INSTRUCTIONS FOR THE TASK — Every record must be repeated exactly, with no omission.

TASK MATERIAL —
------
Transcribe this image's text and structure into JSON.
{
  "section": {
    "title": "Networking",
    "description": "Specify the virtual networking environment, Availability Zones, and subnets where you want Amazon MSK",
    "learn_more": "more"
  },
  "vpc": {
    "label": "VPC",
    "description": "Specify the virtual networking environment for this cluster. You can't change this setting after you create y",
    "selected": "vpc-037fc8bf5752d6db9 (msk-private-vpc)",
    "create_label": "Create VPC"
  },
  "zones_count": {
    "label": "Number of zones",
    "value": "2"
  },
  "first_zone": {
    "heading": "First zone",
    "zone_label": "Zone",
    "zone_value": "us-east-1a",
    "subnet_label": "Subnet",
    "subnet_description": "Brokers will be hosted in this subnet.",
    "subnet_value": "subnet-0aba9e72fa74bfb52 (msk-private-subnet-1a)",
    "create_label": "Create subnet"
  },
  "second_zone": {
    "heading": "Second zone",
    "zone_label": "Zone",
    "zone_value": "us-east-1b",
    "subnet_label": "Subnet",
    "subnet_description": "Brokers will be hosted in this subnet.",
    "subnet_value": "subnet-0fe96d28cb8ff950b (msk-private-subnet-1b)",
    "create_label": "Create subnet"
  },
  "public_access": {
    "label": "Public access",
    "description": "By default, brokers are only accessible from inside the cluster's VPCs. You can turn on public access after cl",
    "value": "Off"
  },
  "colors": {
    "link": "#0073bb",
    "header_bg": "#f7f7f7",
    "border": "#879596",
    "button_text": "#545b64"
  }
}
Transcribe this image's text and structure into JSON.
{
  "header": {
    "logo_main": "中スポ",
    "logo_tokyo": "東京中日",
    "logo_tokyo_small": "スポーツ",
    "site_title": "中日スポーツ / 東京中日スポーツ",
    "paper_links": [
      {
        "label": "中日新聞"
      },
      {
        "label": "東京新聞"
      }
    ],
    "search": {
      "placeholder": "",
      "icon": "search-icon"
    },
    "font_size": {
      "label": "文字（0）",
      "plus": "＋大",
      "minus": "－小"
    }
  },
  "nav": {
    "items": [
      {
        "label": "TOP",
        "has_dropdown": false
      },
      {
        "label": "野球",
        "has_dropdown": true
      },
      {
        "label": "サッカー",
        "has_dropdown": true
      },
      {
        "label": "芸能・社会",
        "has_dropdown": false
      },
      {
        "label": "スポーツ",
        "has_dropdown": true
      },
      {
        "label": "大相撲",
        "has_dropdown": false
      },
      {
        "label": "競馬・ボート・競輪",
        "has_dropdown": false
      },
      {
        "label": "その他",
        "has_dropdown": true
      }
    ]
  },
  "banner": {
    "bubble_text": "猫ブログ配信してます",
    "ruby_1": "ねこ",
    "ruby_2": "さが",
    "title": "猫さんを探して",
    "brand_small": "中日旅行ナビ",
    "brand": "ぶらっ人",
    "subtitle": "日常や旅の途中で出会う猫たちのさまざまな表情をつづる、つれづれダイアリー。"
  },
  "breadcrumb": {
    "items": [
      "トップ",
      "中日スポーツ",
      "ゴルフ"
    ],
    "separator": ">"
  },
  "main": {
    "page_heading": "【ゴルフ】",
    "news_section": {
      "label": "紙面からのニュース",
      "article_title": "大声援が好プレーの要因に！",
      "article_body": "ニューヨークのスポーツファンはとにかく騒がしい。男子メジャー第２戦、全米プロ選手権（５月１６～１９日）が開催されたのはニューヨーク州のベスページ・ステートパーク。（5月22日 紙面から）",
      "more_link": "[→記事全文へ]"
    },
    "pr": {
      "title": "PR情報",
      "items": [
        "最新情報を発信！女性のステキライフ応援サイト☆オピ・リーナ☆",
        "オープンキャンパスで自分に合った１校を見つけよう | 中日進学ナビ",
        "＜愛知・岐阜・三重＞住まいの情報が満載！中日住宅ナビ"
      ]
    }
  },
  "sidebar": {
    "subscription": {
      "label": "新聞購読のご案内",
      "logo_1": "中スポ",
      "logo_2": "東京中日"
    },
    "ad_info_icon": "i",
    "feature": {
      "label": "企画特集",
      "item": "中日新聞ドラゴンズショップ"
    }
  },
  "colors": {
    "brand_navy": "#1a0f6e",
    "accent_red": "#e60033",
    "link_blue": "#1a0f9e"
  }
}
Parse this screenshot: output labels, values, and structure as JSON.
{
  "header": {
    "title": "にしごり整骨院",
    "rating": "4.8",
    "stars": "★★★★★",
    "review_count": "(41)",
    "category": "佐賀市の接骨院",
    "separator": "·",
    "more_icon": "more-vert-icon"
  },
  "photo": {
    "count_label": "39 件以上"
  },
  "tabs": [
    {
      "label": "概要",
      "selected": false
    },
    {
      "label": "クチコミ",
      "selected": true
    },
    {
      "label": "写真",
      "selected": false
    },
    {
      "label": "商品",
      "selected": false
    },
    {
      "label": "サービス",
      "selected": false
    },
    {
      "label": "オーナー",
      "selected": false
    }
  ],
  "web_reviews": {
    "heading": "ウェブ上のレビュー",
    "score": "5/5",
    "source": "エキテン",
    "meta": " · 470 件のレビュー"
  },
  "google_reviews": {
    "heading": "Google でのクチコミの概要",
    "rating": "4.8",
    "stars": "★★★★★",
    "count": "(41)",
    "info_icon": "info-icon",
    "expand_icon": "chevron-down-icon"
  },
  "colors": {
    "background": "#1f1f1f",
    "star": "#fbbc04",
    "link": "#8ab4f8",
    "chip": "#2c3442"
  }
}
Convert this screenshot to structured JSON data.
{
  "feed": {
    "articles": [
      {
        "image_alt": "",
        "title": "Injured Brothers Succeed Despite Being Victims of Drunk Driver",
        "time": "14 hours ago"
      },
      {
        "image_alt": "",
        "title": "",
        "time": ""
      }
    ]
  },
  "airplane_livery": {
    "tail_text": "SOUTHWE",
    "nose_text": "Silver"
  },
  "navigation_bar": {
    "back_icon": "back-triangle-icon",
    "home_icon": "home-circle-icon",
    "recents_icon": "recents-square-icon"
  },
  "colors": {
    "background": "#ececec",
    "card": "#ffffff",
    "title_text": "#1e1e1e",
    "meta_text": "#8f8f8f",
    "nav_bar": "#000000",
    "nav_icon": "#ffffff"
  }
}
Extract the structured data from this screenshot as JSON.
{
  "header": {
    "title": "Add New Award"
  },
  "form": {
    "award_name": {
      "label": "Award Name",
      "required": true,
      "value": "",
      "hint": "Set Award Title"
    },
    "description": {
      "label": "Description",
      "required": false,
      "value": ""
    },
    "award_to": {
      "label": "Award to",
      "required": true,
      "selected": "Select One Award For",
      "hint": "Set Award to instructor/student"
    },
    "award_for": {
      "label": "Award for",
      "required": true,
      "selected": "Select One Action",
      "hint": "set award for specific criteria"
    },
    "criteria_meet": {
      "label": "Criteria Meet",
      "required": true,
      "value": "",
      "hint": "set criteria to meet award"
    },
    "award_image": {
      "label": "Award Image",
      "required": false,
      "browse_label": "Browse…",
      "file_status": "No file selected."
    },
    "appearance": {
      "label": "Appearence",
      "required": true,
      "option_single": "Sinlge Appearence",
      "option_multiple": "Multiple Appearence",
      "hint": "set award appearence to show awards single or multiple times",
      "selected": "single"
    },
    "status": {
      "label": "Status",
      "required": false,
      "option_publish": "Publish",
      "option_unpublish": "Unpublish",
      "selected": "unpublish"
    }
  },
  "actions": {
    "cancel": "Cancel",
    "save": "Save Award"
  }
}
------
TASK RESULT —
Transcribe this image's text and structure into JSON.
{
  "section": {
    "title": "Networking",
    "description": "Specify the virtual networking environment, Availability Zones, and subnets where you want Amazon MSK",
    "learn_more": "more"
  },
  "vpc": {
    "label": "VPC",
    "description": "Specify the virtual networking environment for this cluster. You can't change this setting after you create y",
    "selected": "vpc-037fc8bf5752d6db9 (msk-private-vpc)",
    "create_label": "Create VPC"
  },
  "zones_count": {
    "label": "Number of zones",
    "value": "2"
  },
  "first_zone": {
    "heading": "First zone",
    "zone_label": "Zone",
    "zone_value": "us-east-1a",
    "subnet_label": "Subnet",
    "subnet_description": "Brokers will be hosted in this subnet.",
    "subnet_value": "subnet-0aba9e72fa74bfb52 (msk-private-subnet-1a)",
    "create_label": "Create subnet"
  },
  "second_zone": {
    "heading": "Second zone",
    "zone_label": "Zone",
    "zone_value": "us-east-1b",
    "subnet_label": "Subnet",
    "subnet_description": "Brokers will be hosted in this subnet.",
    "subnet_value": "subnet-0fe96d28cb8ff950b (msk-private-subnet-1b)",
    "create_label": "Create subnet"
  },
  "public_access": {
    "label": "Public access",
    "description": "By default, brokers are only accessible from inside the cluster's VPCs. You can turn on public access after cl",
    "value": "Off"
  },
  "colors": {
    "link": "#0073bb",
    "header_bg": "#f7f7f7",
    "border": "#879596",
    "button_text": "#545b64"
  }
}
Transcribe this image's text and structure into JSON.
{
  "header": {
    "logo_main": "中スポ",
    "logo_tokyo": "東京中日",
    "logo_tokyo_small": "スポーツ",
    "site_title": "中日スポーツ / 東京中日スポーツ",
    "paper_links": [
      {
        "label": "中日新聞"
      },
      {
        "label": "東京新聞"
      }
    ],
    "search": {
      "placeholder": "",
      "icon": "search-icon"
    },
    "font_size": {
      "label": "文字（0）",
      "plus": "＋大",
      "minus": "－小"
    }
  },
  "nav": {
    "items": [
      {
        "label": "TOP",
        "has_dropdown": false
      },
      {
        "label": "野球",
        "has_dropdown": true
      },
      {
        "label": "サッカー",
        "has_dropdown": true
      },
      {
        "label": "芸能・社会",
        "has_dropdown": false
      },
      {
        "label": "スポーツ",
        "has_dropdown": true
      },
      {
        "label": "大相撲",
        "has_dropdown": false
      },
      {
        "label": "競馬・ボート・競輪",
        "has_dropdown": false
      },
      {
        "label": "その他",
        "has_dropdown": true
      }
    ]
  },
  "banner": {
    "bubble_text": "猫ブログ配信してます",
    "ruby_1": "ねこ",
    "ruby_2": "さが",
    "title": "猫さんを探して",
    "brand_small": "中日旅行ナビ",
    "brand": "ぶらっ人",
    "subtitle": "日常や旅の途中で出会う猫たちのさまざまな表情をつづる、つれづれダイアリー。"
  },
  "breadcrumb": {
    "items": [
      "トップ",
      "中日スポーツ",
      "ゴルフ"
    ],
    "separator": ">"
  },
  "main": {
    "page_heading": "【ゴルフ】",
    "news_section": {
      "label": "紙面からのニュース",
      "article_title": "大声援が好プレーの要因に！",
      "article_body": "ニューヨークのスポーツファンはとにかく騒がしい。男子メジャー第２戦、全米プロ選手権（５月１６～１９日）が開催されたのはニューヨーク州のベスページ・ステートパーク。（5月22日 紙面から）",
      "more_link": "[→記事全文へ]"
    },
    "pr": {
      "title": "PR情報",
      "items": [
        "最新情報を発信！女性のステキライフ応援サイト☆オピ・リーナ☆",
        "オープンキャンパスで自分に合った１校を見つけよう | 中日進学ナビ",
        "＜愛知・岐阜・三重＞住まいの情報が満載！中日住宅ナビ"
      ]
    }
  },
  "sidebar": {
    "subscription": {
      "label": "新聞購読のご案内",
      "logo_1": "中スポ",
      "logo_2": "東京中日"
    },
    "ad_info_icon": "i",
    "feature": {
      "label": "企画特集",
      "item": "中日新聞ドラゴンズショップ"
    }
  },
  "colors": {
    "brand_navy": "#1a0f6e",
    "accent_red": "#e60033",
    "link_blue": "#1a0f9e"
  }
}
Parse this screenshot: output labels, values, and structure as JSON.
{
  "header": {
    "title": "にしごり整骨院",
    "rating": "4.8",
    "stars": "★★★★★",
    "review_count": "(41)",
    "category": "佐賀市の接骨院",
    "separator": "·",
    "more_icon": "more-vert-icon"
  },
  "photo": {
    "count_label": "39 件以上"
  },
  "tabs": [
    {
      "label": "概要",
      "selected": false
    },
    {
      "label": "クチコミ",
      "selected": true
    },
    {
      "label": "写真",
      "selected": false
    },
    {
      "label": "商品",
      "selected": false
    },
    {
      "label": "サービス",
      "selected": false
    },
    {
      "label": "オーナー",
      "selected": false
    }
  ],
  "web_reviews": {
    "heading": "ウェブ上のレビュー",
    "score": "5/5",
    "source": "エキテン",
    "meta": " · 470 件のレビュー"
  },
  "google_reviews": {
    "heading": "Google でのクチコミの概要",
    "rating": "4.8",
    "stars": "★★★★★",
    "count": "(41)",
    "info_icon": "info-icon",
    "expand_icon": "chevron-down-icon"
  },
  "colors": {
    "background": "#1f1f1f",
    "star": "#fbbc04",
    "link": "#8ab4f8",
    "chip": "#2c3442"
  }
}
Convert this screenshot to structured JSON data.
{
  "feed": {
    "articles": [
      {
        "image_alt": "",
        "title": "Injured Brothers Succeed Despite Being Victims of Drunk Driver",
        "time": "14 hours ago"
      },
      {
        "image_alt": "",
        "title": "",
        "time": ""
      }
    ]
  },
  "airplane_livery": {
    "tail_text": "SOUTHWE",
    "nose_text": "Silver"
  },
  "navigation_bar": {
    "back_icon": "back-triangle-icon",
    "home_icon": "home-circle-icon",
    "recents_icon": "recents-square-icon"
  },
  "colors": {
    "background": "#ececec",
    "card": "#ffffff",
    "title_text": "#1e1e1e",
    "meta_text": "#8f8f8f",
    "nav_bar": "#000000",
    "nav_icon": "#ffffff"
  }
}
Extract the structured data from this screenshot as JSON.
{
  "header": {
    "title": "Add New Award"
  },
  "form": {
    "award_name": {
      "label": "Award Name",
      "required": true,
      "value": "",
      "hint": "Set Award Title"
    },
    "description": {
      "label": "Description",
      "required": false,
      "value": ""
    },
    "award_to": {
      "label": "Award to",
      "required": true,
      "selected": "Select One Award For",
      "hint": "Set Award to instructor/student"
    },
    "award_for": {
      "label": "Award for",
      "required": true,
      "selected": "Select One Action",
      "hint": "set award for specific criteria"
    },
    "criteria_meet": {
      "label": "Criteria Meet",
      "required": true,
      "value": "",
      "hint": "set criteria to meet award"
    },
    "award_image": {
      "label": "Award Image",
      "required": false,
      "browse_label": "Browse…",
      "file_status": "No file selected."
    },
    "appearance": {
      "label": "Appearence",
      "required": true,
      "option_single": "Sinlge Appearence",
      "option_multiple": "Multiple Appearence",
      "hint": "set award appearence to show awards single or multiple times",
      "selected": "single"
    },
    "status": {
      "label": "Status",
      "required": false,
      "option_publish": "Publish",
      "option_unpublish": "Unpublish",
      "selected": "unpublish"
    }
  },
  "actions": {
    "cancel": "Cancel",
    "save": "Save Award"
  }
}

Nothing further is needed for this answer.